**GOAL**
In the entries below, how many lines hold the string "suffixes"? Give only the number.

--- start ---

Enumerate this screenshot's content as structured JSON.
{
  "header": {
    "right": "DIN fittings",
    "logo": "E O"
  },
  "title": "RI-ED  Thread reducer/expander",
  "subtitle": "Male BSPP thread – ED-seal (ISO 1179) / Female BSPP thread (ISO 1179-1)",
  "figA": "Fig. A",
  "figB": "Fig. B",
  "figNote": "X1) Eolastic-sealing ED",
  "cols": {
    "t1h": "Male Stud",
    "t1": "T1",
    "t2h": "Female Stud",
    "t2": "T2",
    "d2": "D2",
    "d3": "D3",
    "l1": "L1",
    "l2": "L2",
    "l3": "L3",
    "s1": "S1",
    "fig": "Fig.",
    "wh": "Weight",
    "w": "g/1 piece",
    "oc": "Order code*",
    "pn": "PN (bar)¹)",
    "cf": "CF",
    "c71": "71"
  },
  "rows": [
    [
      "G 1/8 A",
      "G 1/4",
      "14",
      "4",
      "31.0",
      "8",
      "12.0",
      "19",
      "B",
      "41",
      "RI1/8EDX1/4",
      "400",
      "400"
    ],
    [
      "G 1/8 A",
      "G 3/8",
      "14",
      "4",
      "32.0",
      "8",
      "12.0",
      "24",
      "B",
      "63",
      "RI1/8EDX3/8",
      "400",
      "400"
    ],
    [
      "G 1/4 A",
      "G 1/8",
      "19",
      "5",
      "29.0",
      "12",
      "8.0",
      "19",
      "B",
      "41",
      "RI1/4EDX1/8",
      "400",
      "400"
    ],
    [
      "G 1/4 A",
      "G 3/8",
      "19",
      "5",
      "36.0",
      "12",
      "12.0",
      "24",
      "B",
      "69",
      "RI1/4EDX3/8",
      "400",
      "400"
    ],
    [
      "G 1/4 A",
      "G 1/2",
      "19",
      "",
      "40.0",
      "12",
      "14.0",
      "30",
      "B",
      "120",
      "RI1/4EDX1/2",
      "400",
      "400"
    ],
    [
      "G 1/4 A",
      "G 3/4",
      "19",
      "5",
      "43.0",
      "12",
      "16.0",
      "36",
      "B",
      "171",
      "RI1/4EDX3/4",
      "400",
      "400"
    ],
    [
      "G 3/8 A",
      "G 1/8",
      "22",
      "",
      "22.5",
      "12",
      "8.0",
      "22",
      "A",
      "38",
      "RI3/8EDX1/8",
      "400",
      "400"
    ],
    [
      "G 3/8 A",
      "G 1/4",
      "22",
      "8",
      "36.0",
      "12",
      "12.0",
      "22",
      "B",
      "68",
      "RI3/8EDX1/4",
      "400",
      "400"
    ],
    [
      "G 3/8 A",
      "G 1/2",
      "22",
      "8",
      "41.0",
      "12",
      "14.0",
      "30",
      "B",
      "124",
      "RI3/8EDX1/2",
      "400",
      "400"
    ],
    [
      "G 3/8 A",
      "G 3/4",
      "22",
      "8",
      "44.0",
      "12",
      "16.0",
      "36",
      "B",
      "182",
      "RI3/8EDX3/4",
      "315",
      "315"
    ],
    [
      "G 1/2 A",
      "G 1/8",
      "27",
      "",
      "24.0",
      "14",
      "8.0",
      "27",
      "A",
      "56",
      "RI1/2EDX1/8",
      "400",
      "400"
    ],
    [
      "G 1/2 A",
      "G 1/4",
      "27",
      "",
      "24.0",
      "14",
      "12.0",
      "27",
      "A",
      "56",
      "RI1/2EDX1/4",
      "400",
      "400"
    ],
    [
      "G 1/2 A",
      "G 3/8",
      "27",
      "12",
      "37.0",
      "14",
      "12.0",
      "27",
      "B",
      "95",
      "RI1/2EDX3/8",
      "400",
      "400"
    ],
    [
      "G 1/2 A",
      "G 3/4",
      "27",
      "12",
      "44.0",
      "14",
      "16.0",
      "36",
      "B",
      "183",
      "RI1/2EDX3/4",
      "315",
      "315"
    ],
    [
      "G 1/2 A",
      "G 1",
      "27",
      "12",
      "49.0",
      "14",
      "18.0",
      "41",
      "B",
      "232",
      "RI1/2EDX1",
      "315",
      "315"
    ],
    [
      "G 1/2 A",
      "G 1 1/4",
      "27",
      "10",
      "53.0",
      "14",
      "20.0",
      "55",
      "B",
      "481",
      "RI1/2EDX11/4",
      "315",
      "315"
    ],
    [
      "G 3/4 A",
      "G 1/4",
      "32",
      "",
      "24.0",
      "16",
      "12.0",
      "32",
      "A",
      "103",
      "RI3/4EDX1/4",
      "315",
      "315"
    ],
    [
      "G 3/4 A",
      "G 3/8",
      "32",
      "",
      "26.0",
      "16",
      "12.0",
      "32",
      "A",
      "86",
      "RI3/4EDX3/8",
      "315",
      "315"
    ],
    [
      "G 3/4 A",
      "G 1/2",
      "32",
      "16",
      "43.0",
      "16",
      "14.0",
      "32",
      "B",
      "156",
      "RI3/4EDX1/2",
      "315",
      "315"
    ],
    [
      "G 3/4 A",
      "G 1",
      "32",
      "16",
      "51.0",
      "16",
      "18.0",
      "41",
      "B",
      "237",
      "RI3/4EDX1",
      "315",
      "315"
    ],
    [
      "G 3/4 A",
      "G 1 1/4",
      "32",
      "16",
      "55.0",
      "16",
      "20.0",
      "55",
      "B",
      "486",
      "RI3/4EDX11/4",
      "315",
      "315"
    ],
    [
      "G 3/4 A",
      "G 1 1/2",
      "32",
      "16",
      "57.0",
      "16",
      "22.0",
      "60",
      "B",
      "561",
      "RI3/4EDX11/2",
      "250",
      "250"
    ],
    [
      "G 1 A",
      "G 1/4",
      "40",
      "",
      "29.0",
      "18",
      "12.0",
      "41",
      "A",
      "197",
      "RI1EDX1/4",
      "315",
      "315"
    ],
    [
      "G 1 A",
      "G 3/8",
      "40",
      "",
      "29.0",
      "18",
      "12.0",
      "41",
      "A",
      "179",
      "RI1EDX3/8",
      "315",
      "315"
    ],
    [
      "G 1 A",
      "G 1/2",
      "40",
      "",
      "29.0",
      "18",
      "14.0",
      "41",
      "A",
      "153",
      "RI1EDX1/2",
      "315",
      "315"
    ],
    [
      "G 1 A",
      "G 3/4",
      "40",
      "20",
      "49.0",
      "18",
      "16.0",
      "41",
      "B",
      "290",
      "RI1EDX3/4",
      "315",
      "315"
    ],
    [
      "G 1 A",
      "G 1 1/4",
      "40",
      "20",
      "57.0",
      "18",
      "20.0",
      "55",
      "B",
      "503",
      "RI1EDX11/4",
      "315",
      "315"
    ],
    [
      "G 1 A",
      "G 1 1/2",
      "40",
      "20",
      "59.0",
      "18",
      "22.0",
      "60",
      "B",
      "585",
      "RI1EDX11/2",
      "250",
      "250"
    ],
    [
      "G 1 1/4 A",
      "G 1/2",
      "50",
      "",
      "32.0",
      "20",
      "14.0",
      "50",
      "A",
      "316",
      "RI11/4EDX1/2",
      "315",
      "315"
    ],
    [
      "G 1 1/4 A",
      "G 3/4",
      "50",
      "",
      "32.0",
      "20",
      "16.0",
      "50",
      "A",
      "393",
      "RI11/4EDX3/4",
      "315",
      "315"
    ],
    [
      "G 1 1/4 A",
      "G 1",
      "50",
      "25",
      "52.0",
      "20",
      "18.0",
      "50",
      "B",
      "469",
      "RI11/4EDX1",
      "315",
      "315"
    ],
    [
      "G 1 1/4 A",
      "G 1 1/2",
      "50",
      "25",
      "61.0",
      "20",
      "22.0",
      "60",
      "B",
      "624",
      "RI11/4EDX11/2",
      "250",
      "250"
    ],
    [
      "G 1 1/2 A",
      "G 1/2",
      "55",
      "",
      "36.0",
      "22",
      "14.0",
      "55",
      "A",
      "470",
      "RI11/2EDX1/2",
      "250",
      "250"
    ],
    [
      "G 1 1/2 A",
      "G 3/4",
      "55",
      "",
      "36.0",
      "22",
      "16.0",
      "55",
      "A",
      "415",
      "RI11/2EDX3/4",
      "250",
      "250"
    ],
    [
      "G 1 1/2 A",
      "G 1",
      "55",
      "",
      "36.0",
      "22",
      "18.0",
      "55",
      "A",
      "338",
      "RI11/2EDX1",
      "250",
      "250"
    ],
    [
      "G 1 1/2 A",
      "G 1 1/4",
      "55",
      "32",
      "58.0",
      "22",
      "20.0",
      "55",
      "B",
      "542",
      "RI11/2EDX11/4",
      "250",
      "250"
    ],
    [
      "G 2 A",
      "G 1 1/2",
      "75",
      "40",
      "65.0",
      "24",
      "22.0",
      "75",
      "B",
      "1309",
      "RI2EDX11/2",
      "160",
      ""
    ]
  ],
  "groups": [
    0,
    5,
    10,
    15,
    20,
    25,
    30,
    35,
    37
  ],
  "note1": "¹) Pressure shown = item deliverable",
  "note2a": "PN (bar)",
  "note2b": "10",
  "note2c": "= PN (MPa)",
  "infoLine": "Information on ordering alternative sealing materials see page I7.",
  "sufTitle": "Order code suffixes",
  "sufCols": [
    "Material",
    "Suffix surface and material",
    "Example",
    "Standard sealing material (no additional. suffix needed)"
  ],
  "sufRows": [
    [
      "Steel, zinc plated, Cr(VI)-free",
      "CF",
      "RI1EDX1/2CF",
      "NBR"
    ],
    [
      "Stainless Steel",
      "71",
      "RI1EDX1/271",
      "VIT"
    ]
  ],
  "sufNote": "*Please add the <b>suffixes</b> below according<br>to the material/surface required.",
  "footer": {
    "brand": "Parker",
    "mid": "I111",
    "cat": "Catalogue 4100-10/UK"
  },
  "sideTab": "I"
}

--- end ---
--- start ---

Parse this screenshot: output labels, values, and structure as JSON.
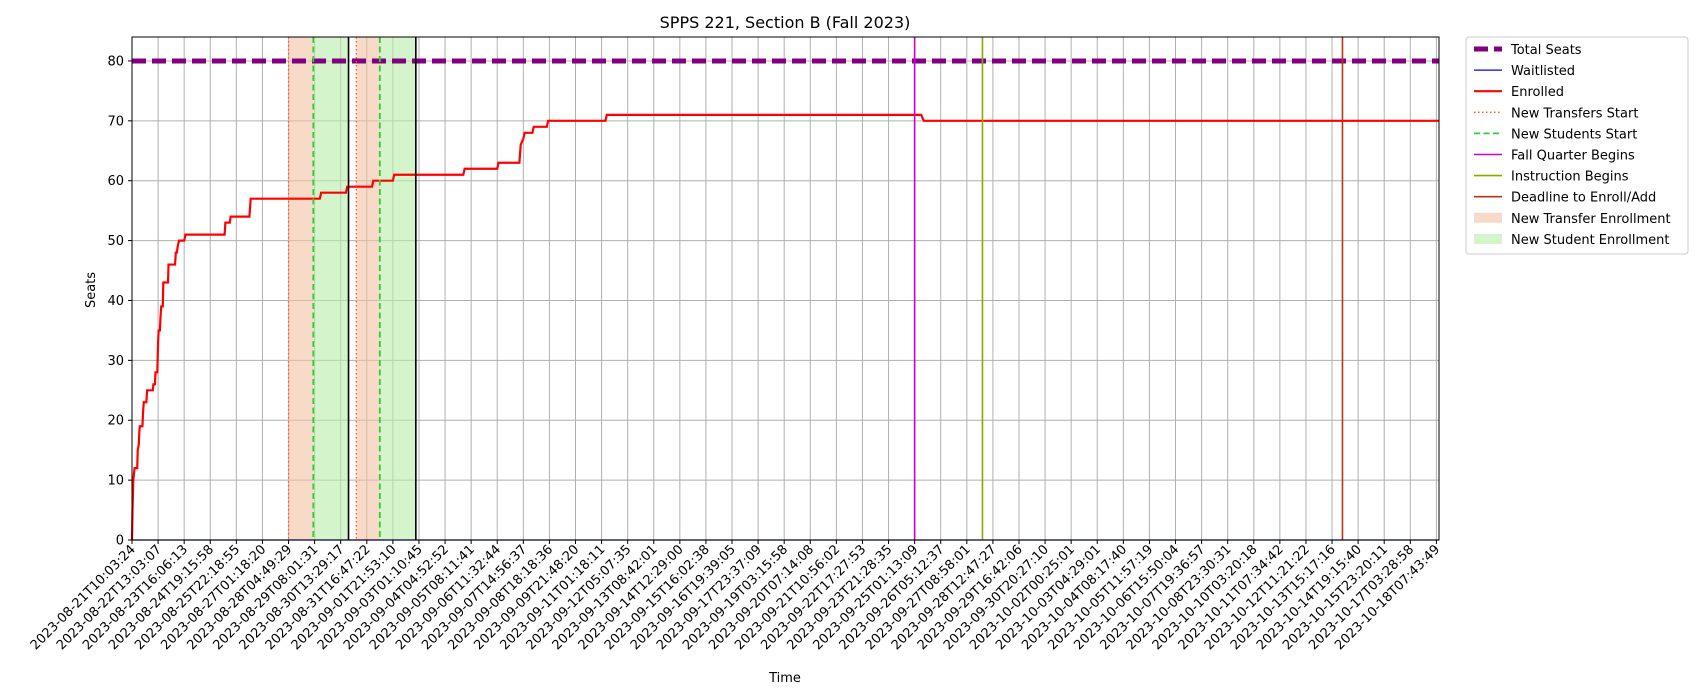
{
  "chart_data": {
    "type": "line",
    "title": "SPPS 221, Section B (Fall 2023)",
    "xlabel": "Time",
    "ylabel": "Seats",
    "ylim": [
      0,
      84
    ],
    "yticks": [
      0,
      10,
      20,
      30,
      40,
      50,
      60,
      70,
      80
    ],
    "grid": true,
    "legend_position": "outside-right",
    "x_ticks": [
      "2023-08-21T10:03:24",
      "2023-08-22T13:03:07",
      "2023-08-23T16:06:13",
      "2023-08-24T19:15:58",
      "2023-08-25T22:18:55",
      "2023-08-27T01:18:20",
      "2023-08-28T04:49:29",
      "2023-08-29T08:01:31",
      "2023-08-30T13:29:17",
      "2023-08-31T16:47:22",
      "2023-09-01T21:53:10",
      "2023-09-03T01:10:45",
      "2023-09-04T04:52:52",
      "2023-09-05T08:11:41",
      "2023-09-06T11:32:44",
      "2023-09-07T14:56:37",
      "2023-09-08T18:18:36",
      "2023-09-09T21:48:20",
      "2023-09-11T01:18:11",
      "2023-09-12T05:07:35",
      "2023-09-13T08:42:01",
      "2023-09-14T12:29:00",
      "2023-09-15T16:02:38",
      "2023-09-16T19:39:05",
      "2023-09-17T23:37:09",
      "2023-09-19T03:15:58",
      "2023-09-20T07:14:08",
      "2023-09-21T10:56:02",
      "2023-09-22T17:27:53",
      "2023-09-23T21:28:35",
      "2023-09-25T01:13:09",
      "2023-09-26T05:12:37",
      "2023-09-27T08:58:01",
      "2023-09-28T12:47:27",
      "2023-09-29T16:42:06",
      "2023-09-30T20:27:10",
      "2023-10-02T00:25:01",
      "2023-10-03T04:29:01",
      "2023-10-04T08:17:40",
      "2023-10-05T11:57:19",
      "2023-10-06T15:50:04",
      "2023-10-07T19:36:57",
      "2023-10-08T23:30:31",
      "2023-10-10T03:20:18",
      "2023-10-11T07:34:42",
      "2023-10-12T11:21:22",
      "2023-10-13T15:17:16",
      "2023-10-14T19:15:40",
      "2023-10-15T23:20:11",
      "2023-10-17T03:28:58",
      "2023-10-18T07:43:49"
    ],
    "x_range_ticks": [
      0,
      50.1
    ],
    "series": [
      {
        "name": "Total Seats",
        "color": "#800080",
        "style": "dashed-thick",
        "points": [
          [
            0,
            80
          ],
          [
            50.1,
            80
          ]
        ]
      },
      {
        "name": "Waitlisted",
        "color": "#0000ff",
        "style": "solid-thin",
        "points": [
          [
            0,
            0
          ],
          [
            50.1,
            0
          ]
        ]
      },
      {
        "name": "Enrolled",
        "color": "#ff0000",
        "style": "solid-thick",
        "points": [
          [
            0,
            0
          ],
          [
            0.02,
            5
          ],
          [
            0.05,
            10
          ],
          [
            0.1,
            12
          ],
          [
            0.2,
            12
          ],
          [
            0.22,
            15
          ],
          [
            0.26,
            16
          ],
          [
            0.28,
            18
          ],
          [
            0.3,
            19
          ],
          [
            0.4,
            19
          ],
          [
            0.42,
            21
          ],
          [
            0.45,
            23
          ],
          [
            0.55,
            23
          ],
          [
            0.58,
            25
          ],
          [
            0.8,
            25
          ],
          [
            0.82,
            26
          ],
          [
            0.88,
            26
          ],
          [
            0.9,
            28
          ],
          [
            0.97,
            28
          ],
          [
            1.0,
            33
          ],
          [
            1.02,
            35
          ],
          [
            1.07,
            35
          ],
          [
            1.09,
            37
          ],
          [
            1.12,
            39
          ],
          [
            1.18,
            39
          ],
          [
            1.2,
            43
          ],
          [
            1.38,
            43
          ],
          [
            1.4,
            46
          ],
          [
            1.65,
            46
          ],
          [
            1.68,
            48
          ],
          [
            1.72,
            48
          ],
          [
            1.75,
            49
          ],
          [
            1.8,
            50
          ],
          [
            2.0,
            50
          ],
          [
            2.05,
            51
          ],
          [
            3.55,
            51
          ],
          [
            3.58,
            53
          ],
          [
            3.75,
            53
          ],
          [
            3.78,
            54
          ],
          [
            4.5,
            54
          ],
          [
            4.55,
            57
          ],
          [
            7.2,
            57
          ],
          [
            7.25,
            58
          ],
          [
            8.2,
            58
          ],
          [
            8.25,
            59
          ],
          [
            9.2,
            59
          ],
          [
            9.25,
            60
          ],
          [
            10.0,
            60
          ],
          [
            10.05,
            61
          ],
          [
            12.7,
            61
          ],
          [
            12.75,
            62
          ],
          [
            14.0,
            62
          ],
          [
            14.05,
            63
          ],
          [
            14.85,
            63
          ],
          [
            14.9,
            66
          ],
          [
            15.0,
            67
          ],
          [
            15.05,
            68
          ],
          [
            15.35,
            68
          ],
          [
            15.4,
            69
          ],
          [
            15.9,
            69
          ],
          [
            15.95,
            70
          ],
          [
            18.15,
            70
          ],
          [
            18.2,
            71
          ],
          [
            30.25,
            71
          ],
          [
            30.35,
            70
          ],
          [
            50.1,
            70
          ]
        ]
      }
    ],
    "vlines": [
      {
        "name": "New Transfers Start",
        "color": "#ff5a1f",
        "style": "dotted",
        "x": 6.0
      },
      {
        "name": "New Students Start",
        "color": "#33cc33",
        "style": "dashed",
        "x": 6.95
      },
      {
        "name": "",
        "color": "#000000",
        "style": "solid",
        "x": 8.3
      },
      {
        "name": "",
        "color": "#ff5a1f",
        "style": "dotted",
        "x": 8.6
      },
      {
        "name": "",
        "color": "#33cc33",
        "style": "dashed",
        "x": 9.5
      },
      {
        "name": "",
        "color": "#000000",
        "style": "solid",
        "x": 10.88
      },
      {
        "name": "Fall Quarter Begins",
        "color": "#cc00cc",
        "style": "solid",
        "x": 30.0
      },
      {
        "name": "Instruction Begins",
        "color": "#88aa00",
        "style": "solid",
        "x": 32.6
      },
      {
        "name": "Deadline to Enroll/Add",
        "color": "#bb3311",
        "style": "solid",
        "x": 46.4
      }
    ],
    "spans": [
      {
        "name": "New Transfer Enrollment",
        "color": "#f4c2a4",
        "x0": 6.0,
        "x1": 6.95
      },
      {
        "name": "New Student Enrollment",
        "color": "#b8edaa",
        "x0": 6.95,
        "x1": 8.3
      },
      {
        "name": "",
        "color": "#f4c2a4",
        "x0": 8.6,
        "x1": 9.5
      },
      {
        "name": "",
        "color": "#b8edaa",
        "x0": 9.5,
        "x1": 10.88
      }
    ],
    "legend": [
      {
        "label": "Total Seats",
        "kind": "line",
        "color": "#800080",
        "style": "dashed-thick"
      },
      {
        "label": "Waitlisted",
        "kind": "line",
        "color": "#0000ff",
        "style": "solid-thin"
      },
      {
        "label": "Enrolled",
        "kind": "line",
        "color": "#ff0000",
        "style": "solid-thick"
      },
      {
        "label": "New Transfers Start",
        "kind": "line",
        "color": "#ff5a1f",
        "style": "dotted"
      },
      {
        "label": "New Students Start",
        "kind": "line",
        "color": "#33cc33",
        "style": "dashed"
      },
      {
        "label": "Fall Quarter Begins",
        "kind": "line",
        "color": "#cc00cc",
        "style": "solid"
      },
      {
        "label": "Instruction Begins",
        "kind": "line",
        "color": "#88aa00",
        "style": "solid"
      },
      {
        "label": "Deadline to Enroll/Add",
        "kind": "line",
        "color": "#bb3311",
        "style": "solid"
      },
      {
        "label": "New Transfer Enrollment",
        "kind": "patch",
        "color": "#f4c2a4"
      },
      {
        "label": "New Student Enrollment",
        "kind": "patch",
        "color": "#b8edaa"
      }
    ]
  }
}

--- end ---

**WRITTEN SOLUTION**
2